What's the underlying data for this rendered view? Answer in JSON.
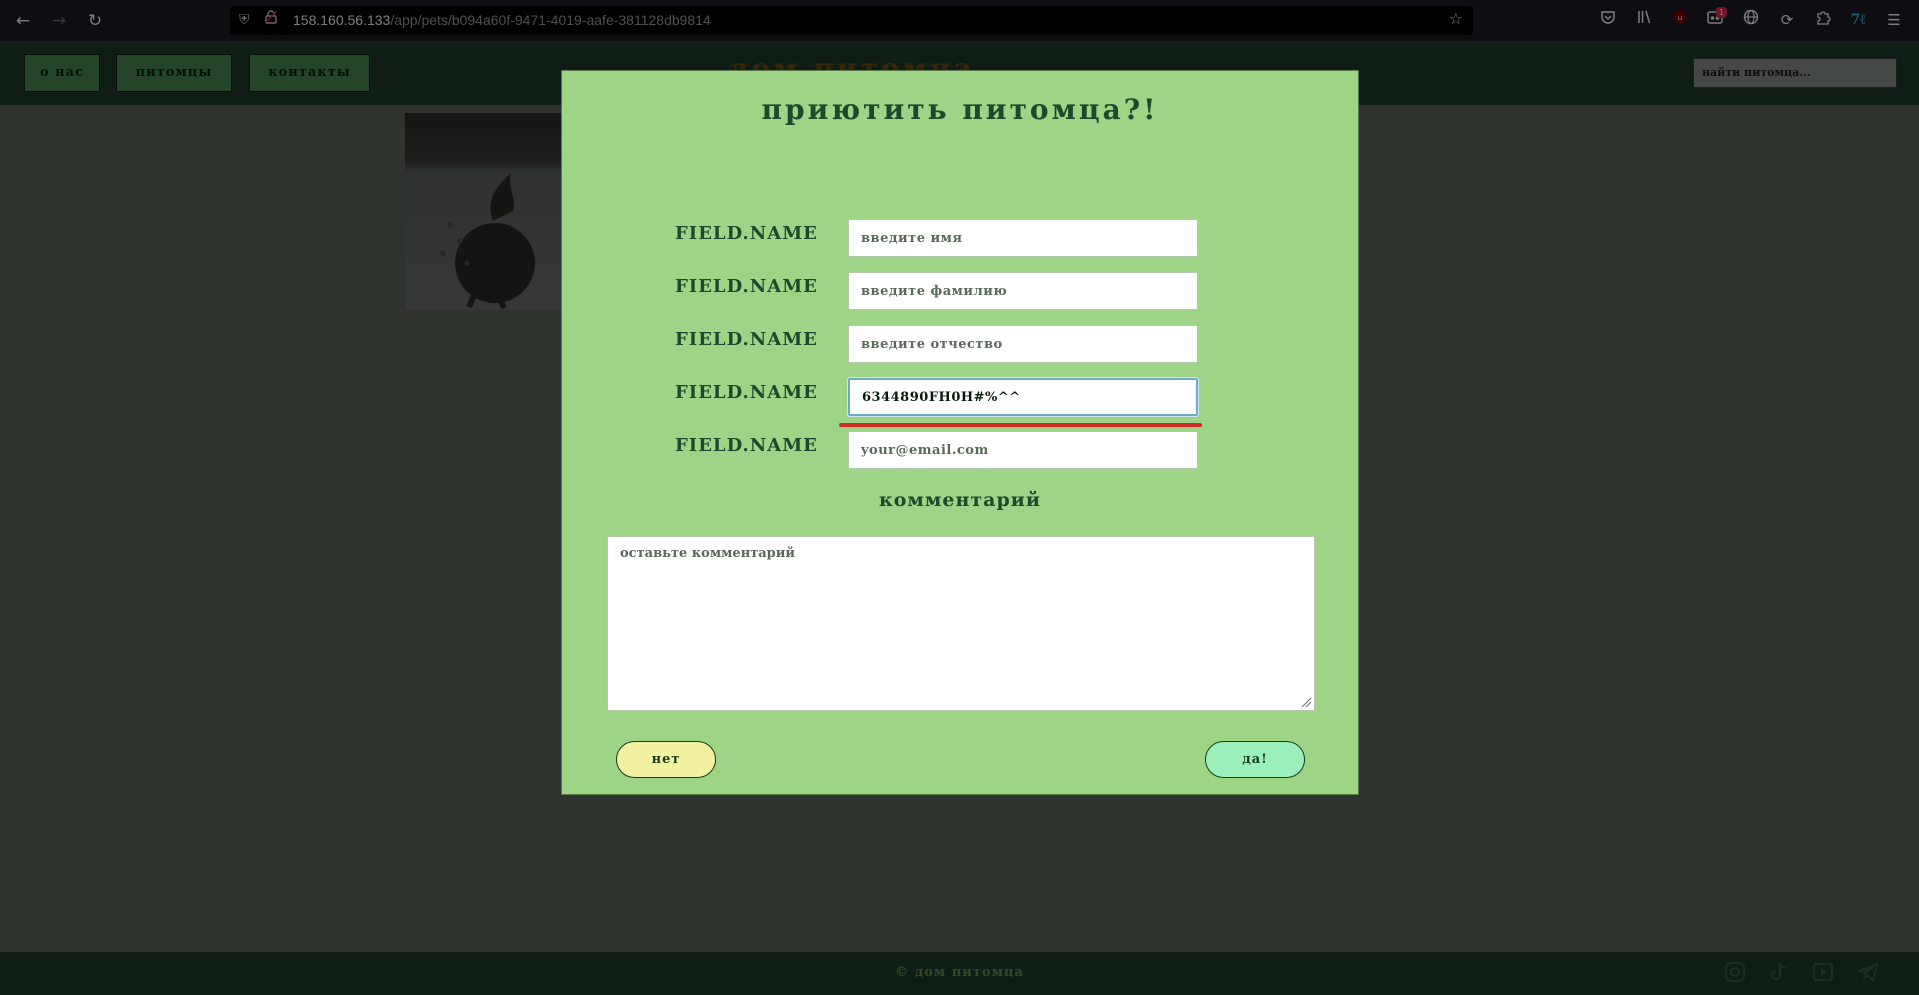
{
  "browser": {
    "url_host": "158.160.56.133",
    "url_path": "/app/pets/b094a60f-9471-4019-aafe-381128db9814",
    "extension_badge": "1",
    "icons": [
      "back-icon",
      "forward-icon",
      "reload-icon",
      "shield-icon",
      "lock-icon",
      "star-icon",
      "pocket-icon",
      "library-icon",
      "ublock-icon",
      "extension-icon",
      "globe-icon",
      "sync-icon",
      "puzzle-icon",
      "translate-icon",
      "menu-icon"
    ]
  },
  "header": {
    "nav": [
      "о нас",
      "питомцы",
      "контакты"
    ],
    "site_title": "дом питомца",
    "search_placeholder": "найти питомца..."
  },
  "modal": {
    "title": "приютить питомца?!",
    "fields": [
      {
        "label": "FIELD.NAME",
        "placeholder": "введите имя",
        "value": ""
      },
      {
        "label": "FIELD.NAME",
        "placeholder": "введите фамилию",
        "value": ""
      },
      {
        "label": "FIELD.NAME",
        "placeholder": "введите отчество",
        "value": ""
      },
      {
        "label": "FIELD.NAME",
        "placeholder": "",
        "value": "6344890FH0H#%^^"
      },
      {
        "label": "FIELD.NAME",
        "placeholder": "your@email.com",
        "value": ""
      }
    ],
    "comment_heading": "комментарий",
    "comment_placeholder": "оставьте комментарий",
    "no_label": "нет",
    "yes_label": "да!"
  },
  "footer": {
    "copyright": "© дом питомца",
    "social_icons": [
      "instagram-icon",
      "tiktok-icon",
      "youtube-icon",
      "telegram-icon"
    ]
  },
  "colors": {
    "modal_bg": "#9dd486",
    "title_green": "#1d4a2c",
    "header_bg": "#1e3a29",
    "error_red": "#d42a2a",
    "btn_no": "#f3f2a0",
    "btn_yes": "#9af0bb"
  }
}
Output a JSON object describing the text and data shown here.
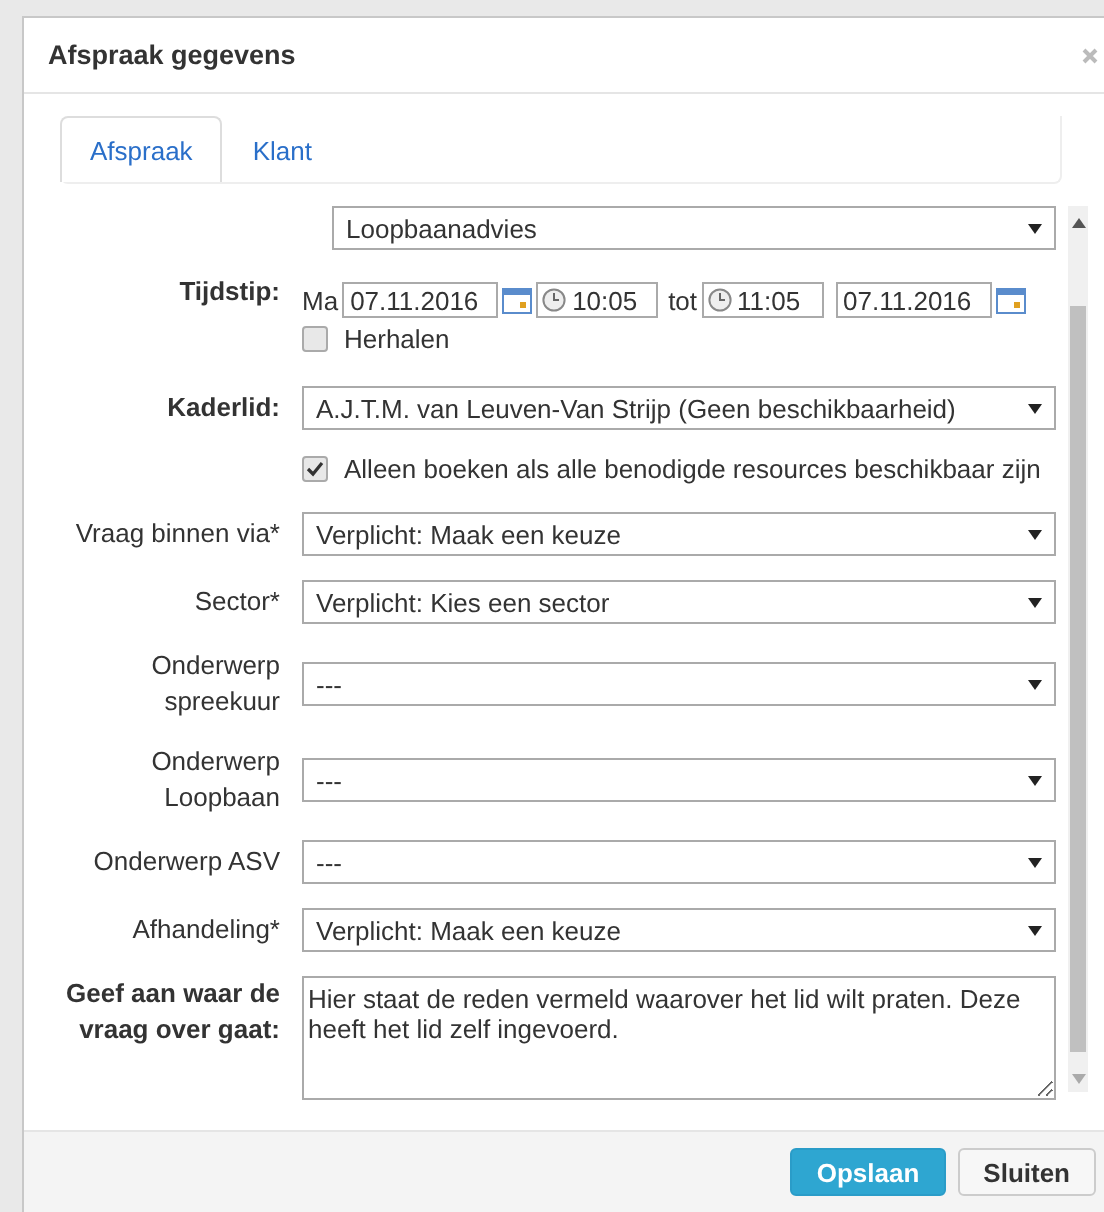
{
  "dialog": {
    "title": "Afspraak gegevens"
  },
  "tabs": [
    {
      "label": "Afspraak",
      "selected": true
    },
    {
      "label": "Klant",
      "selected": false
    }
  ],
  "fields": [
    {
      "kind": "select",
      "value": "Loopbaanadvies"
    },
    {
      "kind": "datetime",
      "label": "Tijdstip:",
      "bold": true,
      "day": "Ma",
      "start_date": "07.11.2016",
      "start_time": "10:05",
      "separator": "tot",
      "end_time": "11:05",
      "end_date": "07.11.2016",
      "repeat": {
        "label": "Herhalen",
        "checked": false
      }
    },
    {
      "kind": "select",
      "label": "Kaderlid:",
      "bold": true,
      "value": "A.J.T.M. van Leuven-Van Strijp (Geen beschikbaarheid)"
    },
    {
      "kind": "checkbox",
      "text": "Alleen boeken als alle benodigde resources beschikbaar zijn",
      "checked": true
    },
    {
      "kind": "select",
      "label": "Vraag binnen via*",
      "bold": false,
      "value": "Verplicht: Maak een keuze"
    },
    {
      "kind": "select",
      "label": "Sector*",
      "bold": false,
      "value": "Verplicht: Kies een sector"
    },
    {
      "kind": "select",
      "label": "Onderwerp spreekuur",
      "bold": false,
      "value": "---"
    },
    {
      "kind": "select",
      "label": "Onderwerp Loopbaan",
      "bold": false,
      "value": "---"
    },
    {
      "kind": "select",
      "label": "Onderwerp ASV",
      "bold": false,
      "value": "---"
    },
    {
      "kind": "select",
      "label": "Afhandeling*",
      "bold": false,
      "value": "Verplicht: Maak een keuze"
    },
    {
      "kind": "textarea",
      "label": "Geef aan waar de vraag over gaat:",
      "bold": true,
      "value": "Hier staat de reden vermeld waarover het lid wilt praten. Deze heeft het lid zelf ingevoerd."
    }
  ],
  "buttons": [
    {
      "label": "Opslaan",
      "primary": true
    },
    {
      "label": "Sluiten",
      "primary": false
    }
  ]
}
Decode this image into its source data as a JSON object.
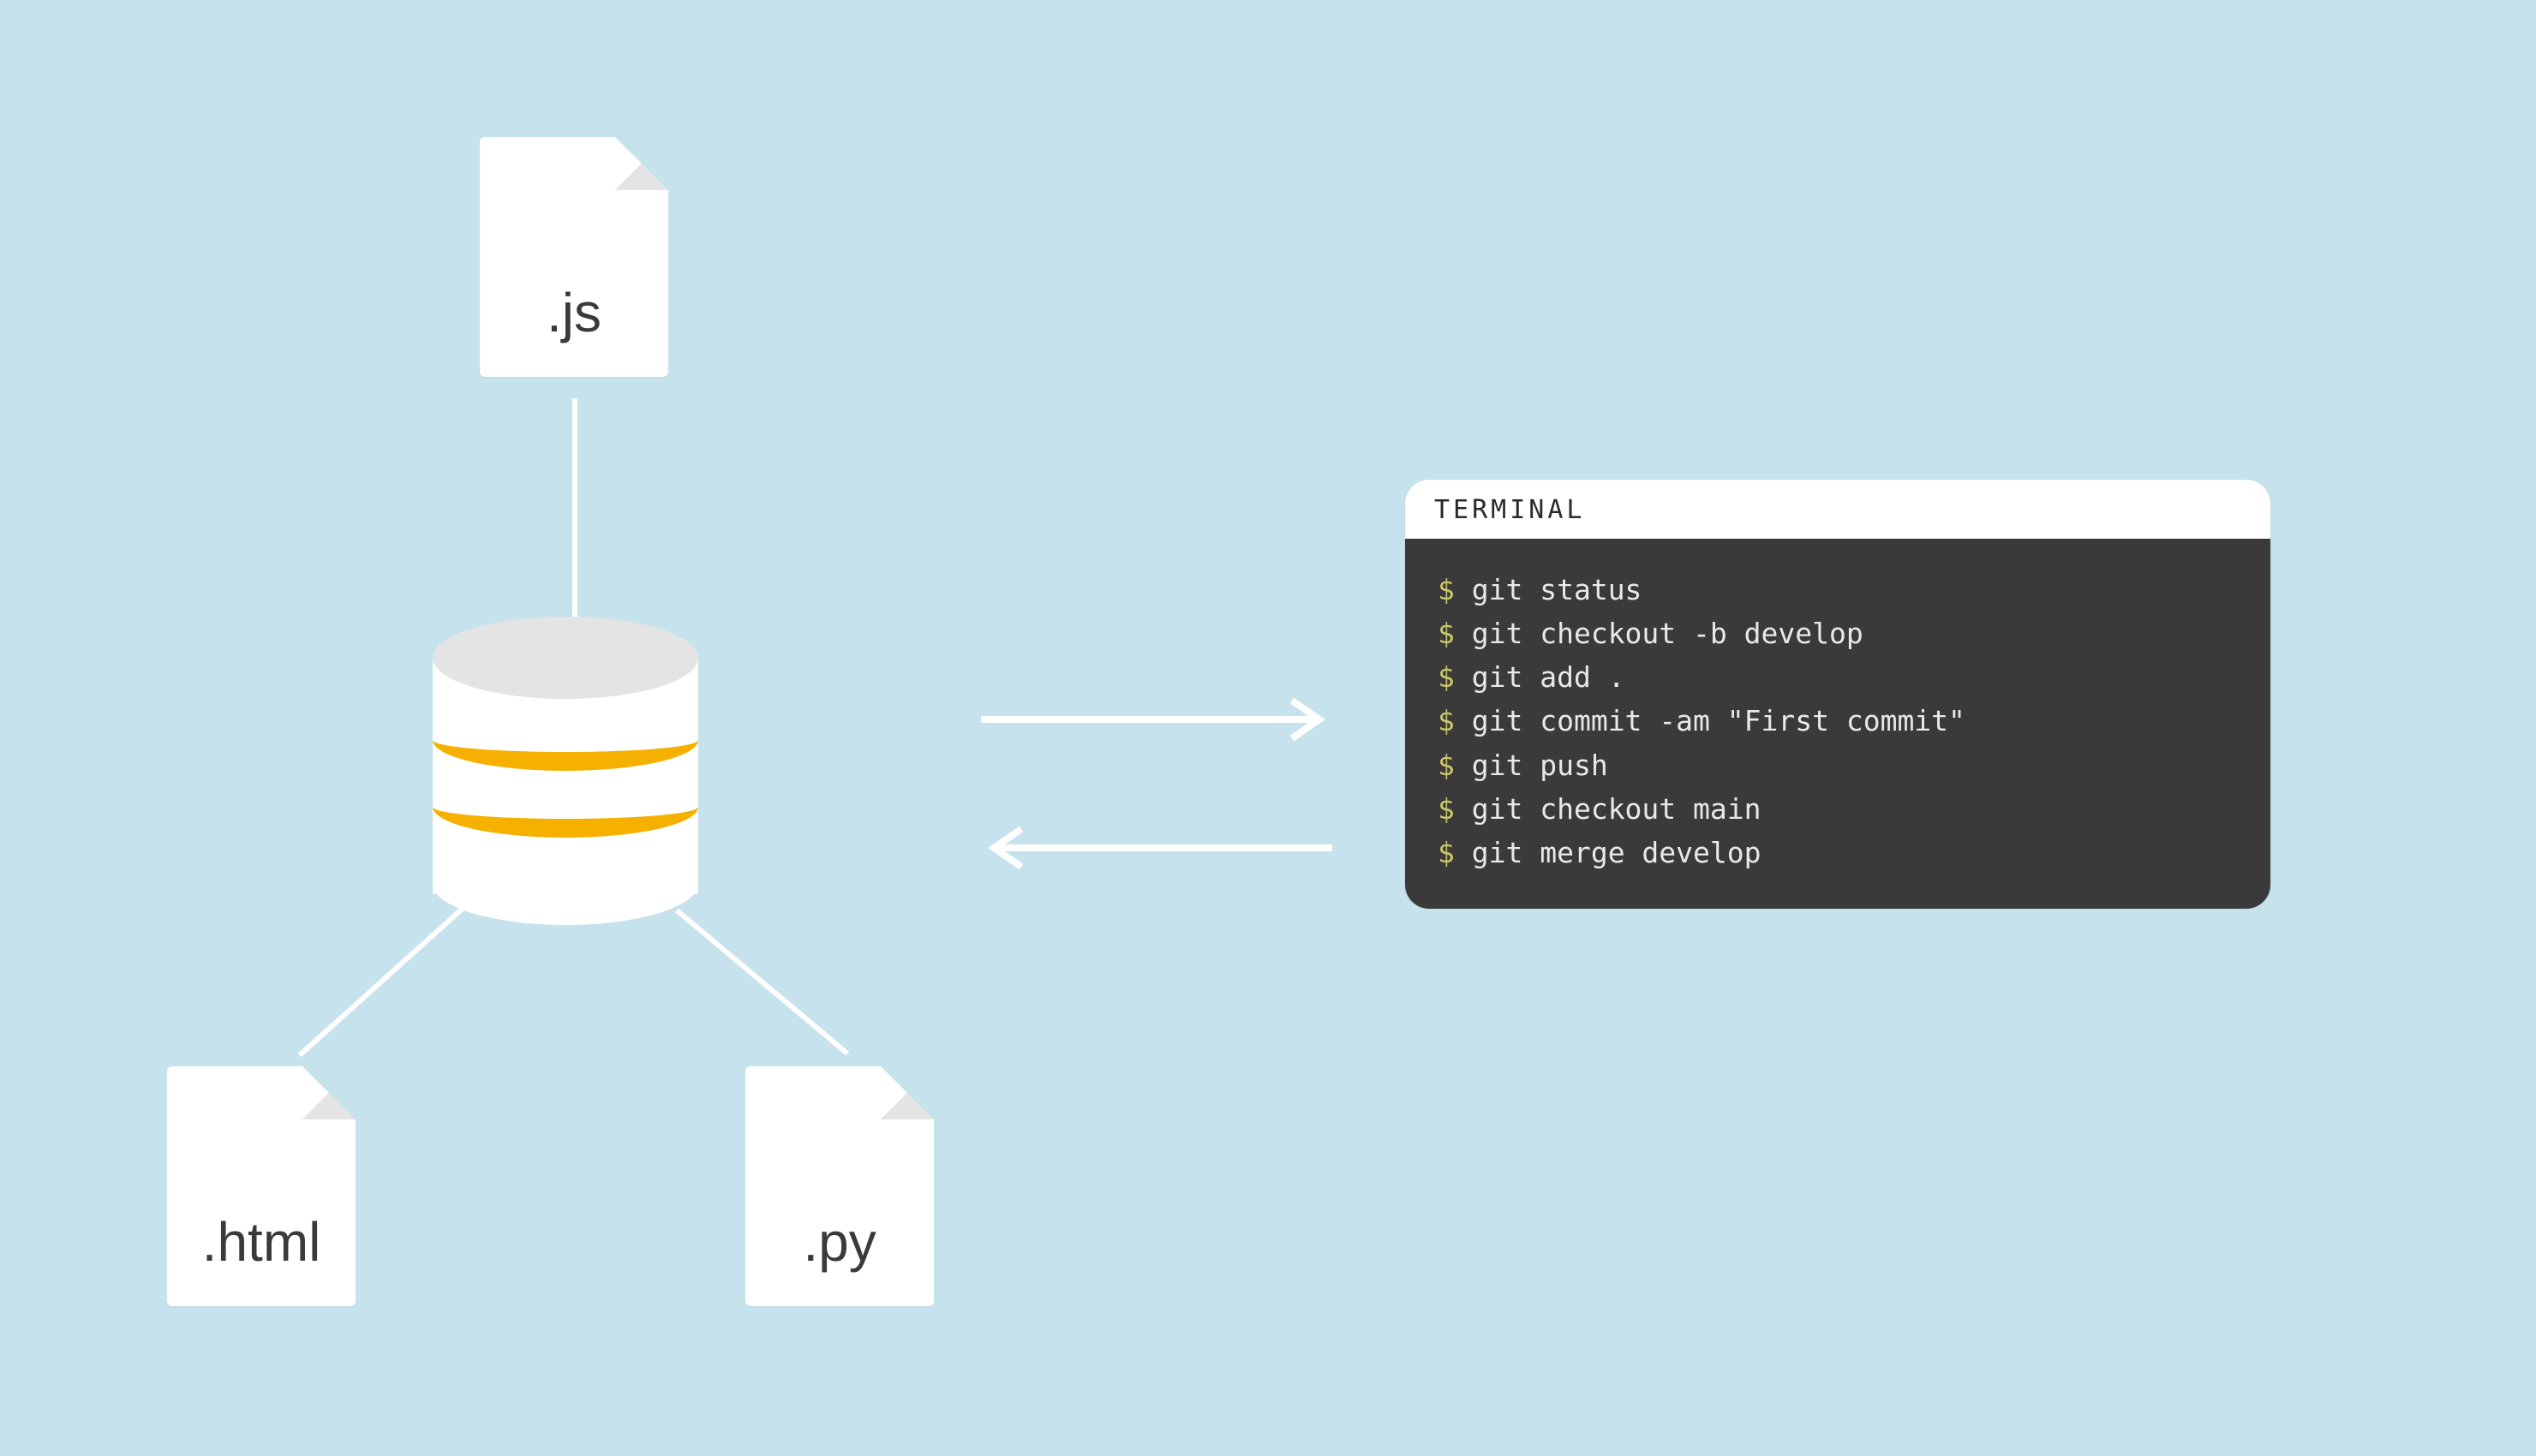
{
  "files": {
    "js": {
      "ext": ".js"
    },
    "html": {
      "ext": ".html"
    },
    "py": {
      "ext": ".py"
    }
  },
  "terminal": {
    "title": "TERMINAL",
    "prompt": "$",
    "commands": [
      "git status",
      "git checkout -b develop",
      "git add .",
      "git commit -am \"First commit\"",
      "git push",
      "git checkout main",
      "git merge develop"
    ]
  }
}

------------------------------------------------------------------------

== Instructions to follow ==
Reproduce the material word for word. Any pictures should be left out of the copy.

== In response ==
What's the underlying data for this rendered view? Answer in JSON.
{
  "browser": {
    "url_host": "158.160.56.133",
    "url_path": "/app/pets/b094a60f-9471-4019-aafe-381128db9814",
    "extension_badge": "1",
    "icons": [
      "back-icon",
      "forward-icon",
      "reload-icon",
      "shield-icon",
      "lock-icon",
      "star-icon",
      "pocket-icon",
      "library-icon",
      "ublock-icon",
      "extension-icon",
      "globe-icon",
      "sync-icon",
      "puzzle-icon",
      "translate-icon",
      "menu-icon"
    ]
  },
  "header": {
    "nav": [
      "о нас",
      "питомцы",
      "контакты"
    ],
    "site_title": "дом питомца",
    "search_placeholder": "найти питомца..."
  },
  "modal": {
    "title": "приютить питомца?!",
    "fields": [
      {
        "label": "FIELD.NAME",
        "placeholder": "введите имя",
        "value": ""
      },
      {
        "label": "FIELD.NAME",
        "placeholder": "введите фамилию",
        "value": ""
      },
      {
        "label": "FIELD.NAME",
        "placeholder": "введите отчество",
        "value": ""
      },
      {
        "label": "FIELD.NAME",
        "placeholder": "",
        "value": "6344890FH0H#%^^"
      },
      {
        "label": "FIELD.NAME",
        "placeholder": "your@email.com",
        "value": ""
      }
    ],
    "comment_heading": "комментарий",
    "comment_placeholder": "оставьте комментарий",
    "no_label": "нет",
    "yes_label": "да!"
  },
  "footer": {
    "copyright": "© дом питомца",
    "social_icons": [
      "instagram-icon",
      "tiktok-icon",
      "youtube-icon",
      "telegram-icon"
    ]
  },
  "colors": {
    "modal_bg": "#9dd486",
    "title_green": "#1d4a2c",
    "header_bg": "#1e3a29",
    "error_red": "#d42a2a",
    "btn_no": "#f3f2a0",
    "btn_yes": "#9af0bb"
  }
}
Output a JSON object describing the text and data shown here.
{
  "dialog": {
    "title": "Afspraak gegevens"
  },
  "tabs": [
    {
      "label": "Afspraak",
      "selected": true
    },
    {
      "label": "Klant",
      "selected": false
    }
  ],
  "fields": [
    {
      "kind": "select",
      "value": "Loopbaanadvies"
    },
    {
      "kind": "datetime",
      "label": "Tijdstip:",
      "bold": true,
      "day": "Ma",
      "start_date": "07.11.2016",
      "start_time": "10:05",
      "separator": "tot",
      "end_time": "11:05",
      "end_date": "07.11.2016",
      "repeat": {
        "label": "Herhalen",
        "checked": false
      }
    },
    {
      "kind": "select",
      "label": "Kaderlid:",
      "bold": true,
      "value": "A.J.T.M. van Leuven-Van Strijp (Geen beschikbaarheid)"
    },
    {
      "kind": "checkbox",
      "text": "Alleen boeken als alle benodigde resources beschikbaar zijn",
      "checked": true
    },
    {
      "kind": "select",
      "label": "Vraag binnen via*",
      "bold": false,
      "value": "Verplicht: Maak een keuze"
    },
    {
      "kind": "select",
      "label": "Sector*",
      "bold": false,
      "value": "Verplicht: Kies een sector"
    },
    {
      "kind": "select",
      "label": "Onderwerp spreekuur",
      "bold": false,
      "value": "---"
    },
    {
      "kind": "select",
      "label": "Onderwerp Loopbaan",
      "bold": false,
      "value": "---"
    },
    {
      "kind": "select",
      "label": "Onderwerp ASV",
      "bold": false,
      "value": "---"
    },
    {
      "kind": "select",
      "label": "Afhandeling*",
      "bold": false,
      "value": "Verplicht: Maak een keuze"
    },
    {
      "kind": "textarea",
      "label": "Geef aan waar de vraag over gaat:",
      "bold": true,
      "value": "Hier staat de reden vermeld waarover het lid wilt praten. Deze heeft het lid zelf ingevoerd."
    }
  ],
  "buttons": [
    {
      "label": "Opslaan",
      "primary": true
    },
    {
      "label": "Sluiten",
      "primary": false
    }
  ]
}
Decode this image into its source data as a JSON object.
{
  "files": {
    "js": {
      "ext": ".js"
    },
    "html": {
      "ext": ".html"
    },
    "py": {
      "ext": ".py"
    }
  },
  "terminal": {
    "title": "TERMINAL",
    "prompt": "$",
    "commands": [
      "git status",
      "git checkout -b develop",
      "git add .",
      "git commit -am \"First commit\"",
      "git push",
      "git checkout main",
      "git merge develop"
    ]
  }
}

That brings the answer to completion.